**REQUIREMENTS**
Lines containing "مأخذ" are to be counted. Give the number and nothing more.

**DATA SUPPLIED**
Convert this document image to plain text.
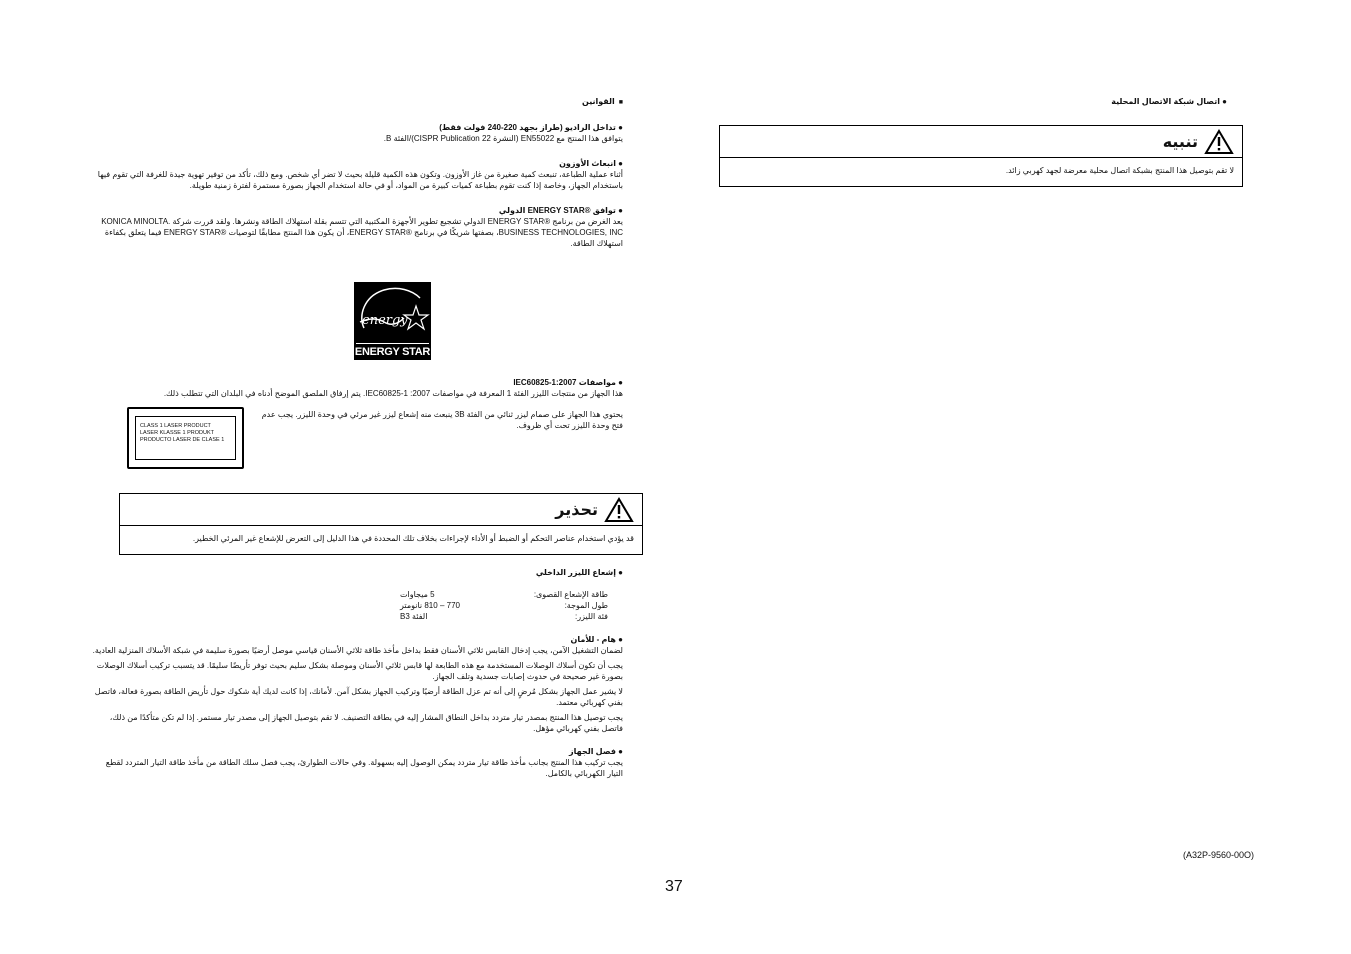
■القوانين
● تداخل الراديو (طراز بجهد 220-240 فولت فقط)

يتوافق هذا المنتج مع EN55022 (النشرة 22 CISPR Publication)/الفئة B.

● انبعاث الأوزون

أثناء عملية الطباعة، تنبعث كمية صغيرة من غاز الأوزون. وتكون هذه الكمية قليلة بحيث لا تضر أي شخص. ومع ذلك، تأكد من توفير تهوية جيدة للغرفة التي تقوم فيها باستخدام الجهاز، وخاصة إذا كنت تقوم بطباعة كميات كبيرة من المواد، أو في حالة استخدام الجهاز بصورة مستمرة لفترة زمنية طويلة.

● توافق ®ENERGY STAR الدولي

يعد الغرض من برنامج ®ENERGY STAR الدولي تشجيع تطوير الأجهزة المكتبية التي تتسم بقلة استهلاك الطاقة ونشرها. ولقد قررت شركة .KONICA MINOLTA BUSINESS TECHNOLOGIES, INC، بصفتها شريكًا في برنامج ®ENERGY STAR، أن يكون هذا المنتج مطابقًا لتوصيات ®ENERGY STAR فيما يتعلق بكفاءة استهلاك الطاقة.

energy
ENERGY STAR
● مواصفات IEC60825-1:2007

هذا الجهاز من منتجات الليزر الفئة 1 المعرفة في مواصفات IEC60825-1 :2007. يتم إرفاق الملصق الموضح أدناه في البلدان التي تتطلب ذلك.

CLASS 1 LASER PRODUCT
LASER KLASSE 1 PRODUKT
PRODUCTO LASER DE CLASE 1
يحتوي هذا الجهاز على صمام ليزر ثنائي من الفئة 3B ينبعث منه إشعاع ليزر غير مرئي في وحدة الليزر. يجب عدم فتح وحدة الليزر تحت أي ظروف.
تحذير
قد يؤدي استخدام عناصر التحكم أو الضبط أو الأداء لإجراءات بخلاف تلك المحددة في هذا الدليل إلى التعرض للإشعاع غير المرئي الخطير.
● إشعاع الليزر الداخلي
طاقة الإشعاع القصوى:
5 ميجاوات
طول الموجة:
770 – 810 نانومتر
فئة الليزر:
الفئة B3
● هام - للأمان

لضمان التشغيل الآمن، يجب إدخال القابس ثلاثي الأسنان فقط بداخل مأخذ طاقة ثلاثي الأسنان قياسي موصل أرضيًا بصورة سليمة في شبكة الأسلاك المنزلية العادية.

يجب أن تكون أسلاك الوصلات المستخدمة مع هذه الطابعة لها قابس ثلاثي الأسنان وموصلة بشكل سليم بحيث توفر تأريضًا سليمًا. قد يتسبب تركيب أسلاك الوصلات بصورة غير صحيحة في حدوث إصابات جسدية وتلف الجهاز.

لا يشير عمل الجهاز بشكل مُرضٍ إلى أنه تم عزل الطاقة أرضيًا وتركيب الجهاز بشكل آمن. لأمانك، إذا كانت لديك أية شكوك حول تأريض الطاقة بصورة فعالة، فاتصل بفني كهربائي معتمد.

يجب توصيل هذا المنتج بمصدر تيار متردد بداخل النطاق المشار إليه في بطاقة التصنيف. لا تقم بتوصيل الجهاز إلى مصدر تيار مستمر. إذا لم تكن متأكدًا من ذلك، فاتصل بفني كهربائي مؤهل.

● فصل الجهاز

يجب تركيب هذا المنتج بجانب مأخذ طاقة تيار متردد يمكن الوصول إليه بسهولة. وفي حالات الطوارئ، يجب فصل سلك الطاقة من مأخذ طاقة التيار المتردد لقطع التيار الكهربائي بالكامل.

● اتصال شبكة الاتصال المحلية
تنبيه
لا تقم بتوصيل هذا المنتج بشبكة اتصال محلية معرضة لجهد كهربي زائد.
(A32P-9560-00O)
37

**RIGHT ANSWER**
2